Exercise aim: Return each line of the data below verbatim; pictures are to be left out.
===== Records provided
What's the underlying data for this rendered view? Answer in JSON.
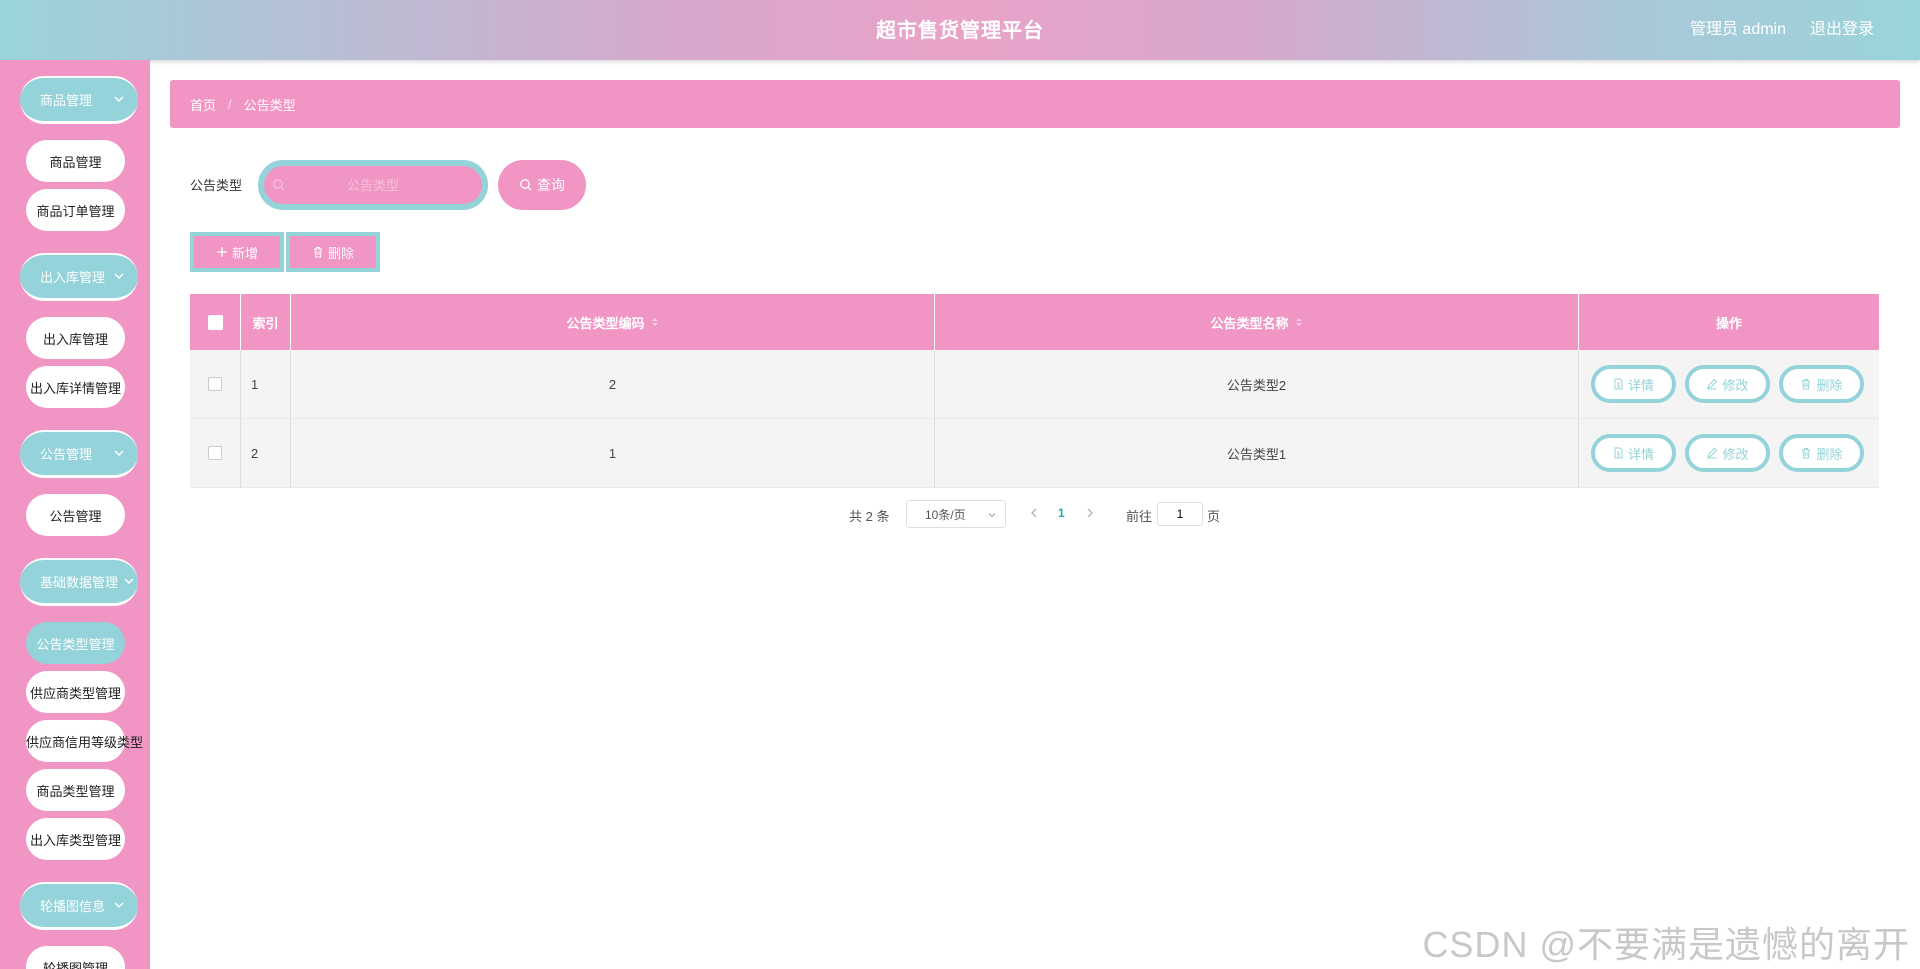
{
  "header": {
    "title": "超市售货管理平台",
    "user": "管理员 admin",
    "logout": "退出登录"
  },
  "sidebar": {
    "groups": [
      {
        "label": "商品管理",
        "items": [
          "商品管理",
          "商品订单管理"
        ]
      },
      {
        "label": "出入库管理",
        "items": [
          "出入库管理",
          "出入库详情管理"
        ]
      },
      {
        "label": "公告管理",
        "items": [
          "公告管理"
        ]
      },
      {
        "label": "基础数据管理",
        "items": [
          "公告类型管理",
          "供应商类型管理",
          "供应商信用等级类型",
          "商品类型管理",
          "出入库类型管理"
        ]
      },
      {
        "label": "轮播图信息",
        "items": [
          "轮播图管理"
        ]
      }
    ],
    "active_item": "公告类型管理"
  },
  "breadcrumb": {
    "home": "首页",
    "sep": "/",
    "current": "公告类型"
  },
  "search": {
    "label": "公告类型",
    "placeholder": "公告类型",
    "query_button": "查询"
  },
  "actions": {
    "add": "新增",
    "delete": "删除"
  },
  "table": {
    "columns": [
      "索引",
      "公告类型编码",
      "公告类型名称",
      "操作"
    ],
    "rows": [
      {
        "index": "1",
        "code": "2",
        "name": "公告类型2"
      },
      {
        "index": "2",
        "code": "1",
        "name": "公告类型1"
      }
    ],
    "row_actions": {
      "detail": "详情",
      "edit": "修改",
      "delete": "删除"
    }
  },
  "pagination": {
    "total": "共 2 条",
    "page_size": "10条/页",
    "current_page": "1",
    "goto_label": "前往",
    "goto_value": "1",
    "goto_suffix": "页"
  },
  "watermark": "CSDN @不要满是遗憾的离开",
  "colors": {
    "pink": "#f095c4",
    "teal": "#93d3d9",
    "accent": "#2aa6ad"
  }
}
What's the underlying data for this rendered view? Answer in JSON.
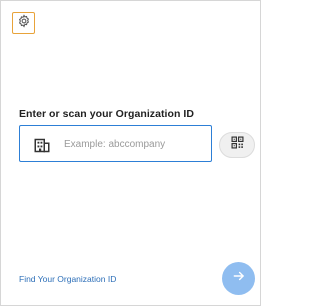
{
  "settings": {
    "icon": "gear-icon",
    "accent": "#e8a33a"
  },
  "login": {
    "prompt": "Enter or scan your Organization ID",
    "input_placeholder": "Example: abccompany",
    "input_value": "",
    "input_icon": "building-icon",
    "input_border_color": "#2d7fd6",
    "scan_icon": "qr-code-icon"
  },
  "footer": {
    "find_link": "Find Your Organization ID",
    "next_icon": "arrow-right-icon",
    "next_color": "#8fbdf0"
  }
}
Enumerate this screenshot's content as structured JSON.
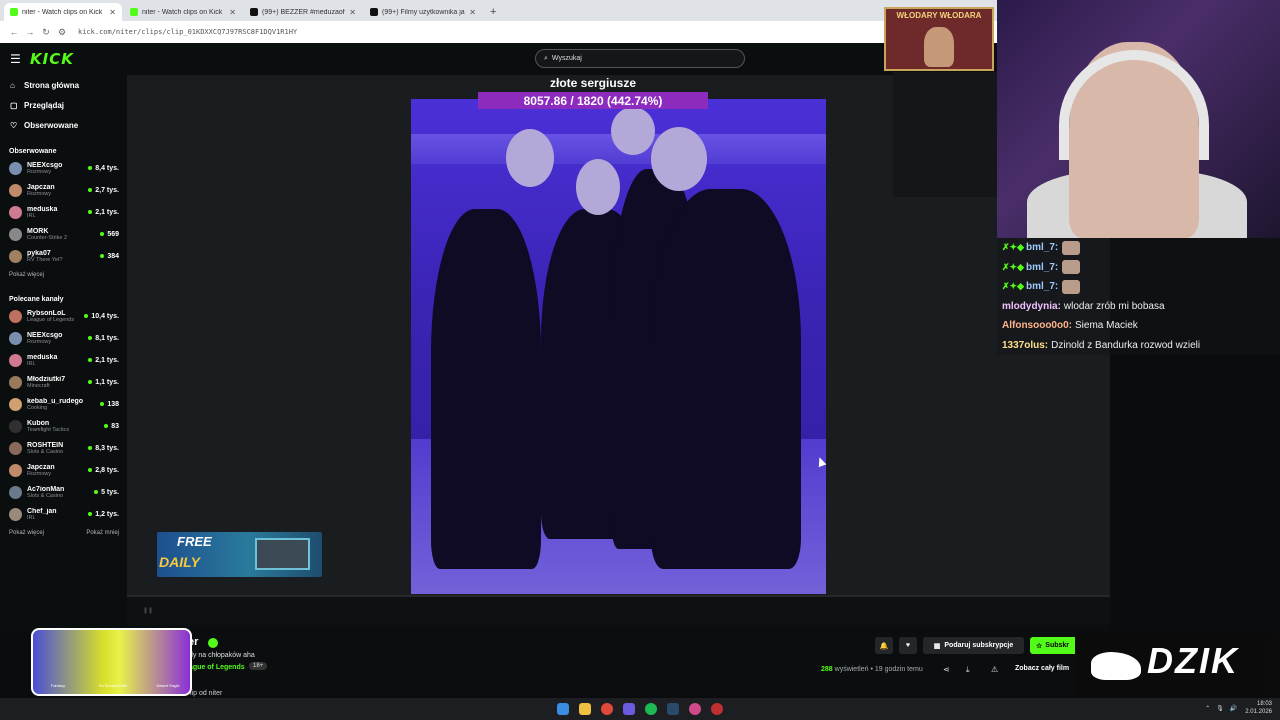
{
  "browser": {
    "tabs": [
      {
        "title": "niter - Watch clips on Kick",
        "active": true,
        "fav": "#53fc18"
      },
      {
        "title": "niter - Watch clips on Kick",
        "active": false,
        "fav": "#53fc18"
      },
      {
        "title": "(99+) BEZZER #meduzaofficial",
        "active": false,
        "fav": "#111111"
      },
      {
        "title": "(99+) Filmy użytkownika jak zw...",
        "active": false,
        "fav": "#111111"
      }
    ],
    "url": "kick.com/niter/clips/clip_01KDXXCQ7J97RSC8F1DQV1R1HY",
    "new_tab": "+"
  },
  "kick": {
    "logo": "KICK",
    "search_placeholder": "Wyszukaj",
    "nav": [
      {
        "label": "Strona główna",
        "icon": "home-icon",
        "glyph": "⌂"
      },
      {
        "label": "Przeglądaj",
        "icon": "browse-icon",
        "glyph": "▢"
      },
      {
        "label": "Obserwowane",
        "icon": "heart-icon",
        "glyph": "♡"
      }
    ],
    "followed_title": "Obserwowane",
    "followed": [
      {
        "name": "NEEXcsgo",
        "cat": "Rozmowy",
        "viewers": "8,4 tys.",
        "color": "#7a8fb0"
      },
      {
        "name": "Japczan",
        "cat": "Rozmowy",
        "viewers": "2,7 tys.",
        "color": "#c08a6a"
      },
      {
        "name": "meduska",
        "cat": "IRL",
        "viewers": "2,1 tys.",
        "color": "#d07a90"
      },
      {
        "name": "MORK",
        "cat": "Counter-Strike 2",
        "viewers": "569",
        "color": "#888888"
      },
      {
        "name": "pyka07",
        "cat": "RV There Yet?",
        "viewers": "384",
        "color": "#a08060"
      }
    ],
    "show_more": "Pokaż więcej",
    "recommended_title": "Polecane kanały",
    "recommended": [
      {
        "name": "RybsonLoL",
        "cat": "League of Legends",
        "viewers": "10,4 tys.",
        "color": "#c07060"
      },
      {
        "name": "NEEXcsgo",
        "cat": "Rozmowy",
        "viewers": "8,1 tys.",
        "color": "#7a8fb0"
      },
      {
        "name": "meduska",
        "cat": "IRL",
        "viewers": "2,1 tys.",
        "color": "#d07a90"
      },
      {
        "name": "Młodziutki7",
        "cat": "Minecraft",
        "viewers": "1,1 tys.",
        "color": "#9a7a5a"
      },
      {
        "name": "kebab_u_rudego",
        "cat": "Cooking",
        "viewers": "138",
        "color": "#d0a070"
      },
      {
        "name": "Kubon",
        "cat": "Teamfight Tactics",
        "viewers": "83",
        "color": "#303030"
      },
      {
        "name": "ROSHTEIN",
        "cat": "Slots & Casino",
        "viewers": "8,3 tys.",
        "color": "#8a6a5a"
      },
      {
        "name": "Japczan",
        "cat": "Rozmowy",
        "viewers": "2,8 tys.",
        "color": "#c08a6a"
      },
      {
        "name": "Ac7ionMan",
        "cat": "Slots & Casino",
        "viewers": "5 tys.",
        "color": "#6a7a8a"
      },
      {
        "name": "Chef_jan",
        "cat": "IRL",
        "viewers": "1,2 tys.",
        "color": "#9a8a7a"
      }
    ],
    "show_less": "Pokaż mniej",
    "goal_title": "złote sergiusze",
    "goal_value": "8057.86 / 1820 (442.74%)",
    "channel": {
      "name": "er",
      "clip_title": "dy na chłopaków aha",
      "category": "ague of Legends",
      "age": "18+",
      "clip_by": "lip od niter"
    },
    "gift_label": "Podaruj subskrypcje",
    "subscribe_label": "Subskr",
    "views_count": "288",
    "views_label": "wyświetleń",
    "time_ago": "• 19 godzin temu",
    "see_full": "Zobacz cały film"
  },
  "overlay": {
    "promo_free": "FREE",
    "promo_daily": "DAILY",
    "banner_text": "WŁODARY WŁODARA",
    "knife_labels": [
      "Fantasy",
      "It's Sunset Knife",
      "Desert Eagle"
    ],
    "dzik": "DZIK"
  },
  "chat": [
    {
      "user": "bml_7:",
      "text": "",
      "color": "#9cc9ff",
      "emote": true
    },
    {
      "user": "bml_7:",
      "text": "",
      "color": "#9cc9ff",
      "emote": true
    },
    {
      "user": "bml_7:",
      "text": "",
      "color": "#9cc9ff",
      "emote": true
    },
    {
      "user": "mlodydynia:",
      "text": "wlodar zrób mi bobasa",
      "color": "#f0c0ff",
      "emote": false
    },
    {
      "user": "Alfonsooo0o0:",
      "text": "Siema Maciek",
      "color": "#ffb48c",
      "emote": false
    },
    {
      "user": "1337olus:",
      "text": "Dzinold z Bandurka rozwod wzieli",
      "color": "#ffe08a",
      "emote": false
    }
  ],
  "taskbar": {
    "time": "18:03",
    "date": "2.01.2026"
  }
}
==========
Result of this task:
What's the underlying data for this rendered view? Answer in JSON.
{
  "header": {
    "title": "超市售货管理平台",
    "user": "管理员 admin",
    "logout": "退出登录"
  },
  "sidebar": {
    "groups": [
      {
        "label": "商品管理",
        "items": [
          "商品管理",
          "商品订单管理"
        ]
      },
      {
        "label": "出入库管理",
        "items": [
          "出入库管理",
          "出入库详情管理"
        ]
      },
      {
        "label": "公告管理",
        "items": [
          "公告管理"
        ]
      },
      {
        "label": "基础数据管理",
        "items": [
          "公告类型管理",
          "供应商类型管理",
          "供应商信用等级类型",
          "商品类型管理",
          "出入库类型管理"
        ]
      },
      {
        "label": "轮播图信息",
        "items": [
          "轮播图管理"
        ]
      }
    ],
    "active_item": "公告类型管理"
  },
  "breadcrumb": {
    "home": "首页",
    "sep": "/",
    "current": "公告类型"
  },
  "search": {
    "label": "公告类型",
    "placeholder": "公告类型",
    "query_button": "查询"
  },
  "actions": {
    "add": "新增",
    "delete": "删除"
  },
  "table": {
    "columns": [
      "索引",
      "公告类型编码",
      "公告类型名称",
      "操作"
    ],
    "rows": [
      {
        "index": "1",
        "code": "2",
        "name": "公告类型2"
      },
      {
        "index": "2",
        "code": "1",
        "name": "公告类型1"
      }
    ],
    "row_actions": {
      "detail": "详情",
      "edit": "修改",
      "delete": "删除"
    }
  },
  "pagination": {
    "total": "共 2 条",
    "page_size": "10条/页",
    "current_page": "1",
    "goto_label": "前往",
    "goto_value": "1",
    "goto_suffix": "页"
  },
  "watermark": "CSDN @不要满是遗憾的离开",
  "colors": {
    "pink": "#f095c4",
    "teal": "#93d3d9",
    "accent": "#2aa6ad"
  }
}
What's the underlying data for this rendered view? Answer in JSON.
{
  "settings": {
    "icon": "gear-icon",
    "accent": "#e8a33a"
  },
  "login": {
    "prompt": "Enter or scan your Organization ID",
    "input_placeholder": "Example: abccompany",
    "input_value": "",
    "input_icon": "building-icon",
    "input_border_color": "#2d7fd6",
    "scan_icon": "qr-code-icon"
  },
  "footer": {
    "find_link": "Find Your Organization ID",
    "next_icon": "arrow-right-icon",
    "next_color": "#8fbdf0"
  }
}
Enumerate this screenshot's content as structured JSON.
{
  "browser": {
    "tabs": [
      {
        "title": "niter - Watch clips on Kick",
        "active": true,
        "fav": "#53fc18"
      },
      {
        "title": "niter - Watch clips on Kick",
        "active": false,
        "fav": "#53fc18"
      },
      {
        "title": "(99+) BEZZER #meduzaofficial",
        "active": false,
        "fav": "#111111"
      },
      {
        "title": "(99+) Filmy użytkownika jak zw...",
        "active": false,
        "fav": "#111111"
      }
    ],
    "url": "kick.com/niter/clips/clip_01KDXXCQ7J97RSC8F1DQV1R1HY",
    "new_tab": "+"
  },
  "kick": {
    "logo": "KICK",
    "search_placeholder": "Wyszukaj",
    "nav": [
      {
        "label": "Strona główna",
        "icon": "home-icon",
        "glyph": "⌂"
      },
      {
        "label": "Przeglądaj",
        "icon": "browse-icon",
        "glyph": "▢"
      },
      {
        "label": "Obserwowane",
        "icon": "heart-icon",
        "glyph": "♡"
      }
    ],
    "followed_title": "Obserwowane",
    "followed": [
      {
        "name": "NEEXcsgo",
        "cat": "Rozmowy",
        "viewers": "8,4 tys.",
        "color": "#7a8fb0"
      },
      {
        "name": "Japczan",
        "cat": "Rozmowy",
        "viewers": "2,7 tys.",
        "color": "#c08a6a"
      },
      {
        "name": "meduska",
        "cat": "IRL",
        "viewers": "2,1 tys.",
        "color": "#d07a90"
      },
      {
        "name": "MORK",
        "cat": "Counter-Strike 2",
        "viewers": "569",
        "color": "#888888"
      },
      {
        "name": "pyka07",
        "cat": "RV There Yet?",
        "viewers": "384",
        "color": "#a08060"
      }
    ],
    "show_more": "Pokaż więcej",
    "recommended_title": "Polecane kanały",
    "recommended": [
      {
        "name": "RybsonLoL",
        "cat": "League of Legends",
        "viewers": "10,4 tys.",
        "color": "#c07060"
      },
      {
        "name": "NEEXcsgo",
        "cat": "Rozmowy",
        "viewers": "8,1 tys.",
        "color": "#7a8fb0"
      },
      {
        "name": "meduska",
        "cat": "IRL",
        "viewers": "2,1 tys.",
        "color": "#d07a90"
      },
      {
        "name": "Młodziutki7",
        "cat": "Minecraft",
        "viewers": "1,1 tys.",
        "color": "#9a7a5a"
      },
      {
        "name": "kebab_u_rudego",
        "cat": "Cooking",
        "viewers": "138",
        "color": "#d0a070"
      },
      {
        "name": "Kubon",
        "cat": "Teamfight Tactics",
        "viewers": "83",
        "color": "#303030"
      },
      {
        "name": "ROSHTEIN",
        "cat": "Slots & Casino",
        "viewers": "8,3 tys.",
        "color": "#8a6a5a"
      },
      {
        "name": "Japczan",
        "cat": "Rozmowy",
        "viewers": "2,8 tys.",
        "color": "#c08a6a"
      },
      {
        "name": "Ac7ionMan",
        "cat": "Slots & Casino",
        "viewers": "5 tys.",
        "color": "#6a7a8a"
      },
      {
        "name": "Chef_jan",
        "cat": "IRL",
        "viewers": "1,2 tys.",
        "color": "#9a8a7a"
      }
    ],
    "show_less": "Pokaż mniej",
    "goal_title": "złote sergiusze",
    "goal_value": "8057.86 / 1820 (442.74%)",
    "channel": {
      "name": "er",
      "clip_title": "dy na chłopaków aha",
      "category": "ague of Legends",
      "age": "18+",
      "clip_by": "lip od niter"
    },
    "gift_label": "Podaruj subskrypcje",
    "subscribe_label": "Subskr",
    "views_count": "288",
    "views_label": "wyświetleń",
    "time_ago": "• 19 godzin temu",
    "see_full": "Zobacz cały film"
  },
  "overlay": {
    "promo_free": "FREE",
    "promo_daily": "DAILY",
    "banner_text": "WŁODARY WŁODARA",
    "knife_labels": [
      "Fantasy",
      "It's Sunset Knife",
      "Desert Eagle"
    ],
    "dzik": "DZIK"
  },
  "chat": [
    {
      "user": "bml_7:",
      "text": "",
      "color": "#9cc9ff",
      "emote": true
    },
    {
      "user": "bml_7:",
      "text": "",
      "color": "#9cc9ff",
      "emote": true
    },
    {
      "user": "bml_7:",
      "text": "",
      "color": "#9cc9ff",
      "emote": true
    },
    {
      "user": "mlodydynia:",
      "text": "wlodar zrób mi bobasa",
      "color": "#f0c0ff",
      "emote": false
    },
    {
      "user": "Alfonsooo0o0:",
      "text": "Siema Maciek",
      "color": "#ffb48c",
      "emote": false
    },
    {
      "user": "1337olus:",
      "text": "Dzinold z Bandurka rozwod wzieli",
      "color": "#ffe08a",
      "emote": false
    }
  ],
  "taskbar": {
    "time": "18:03",
    "date": "2.01.2026"
  }
}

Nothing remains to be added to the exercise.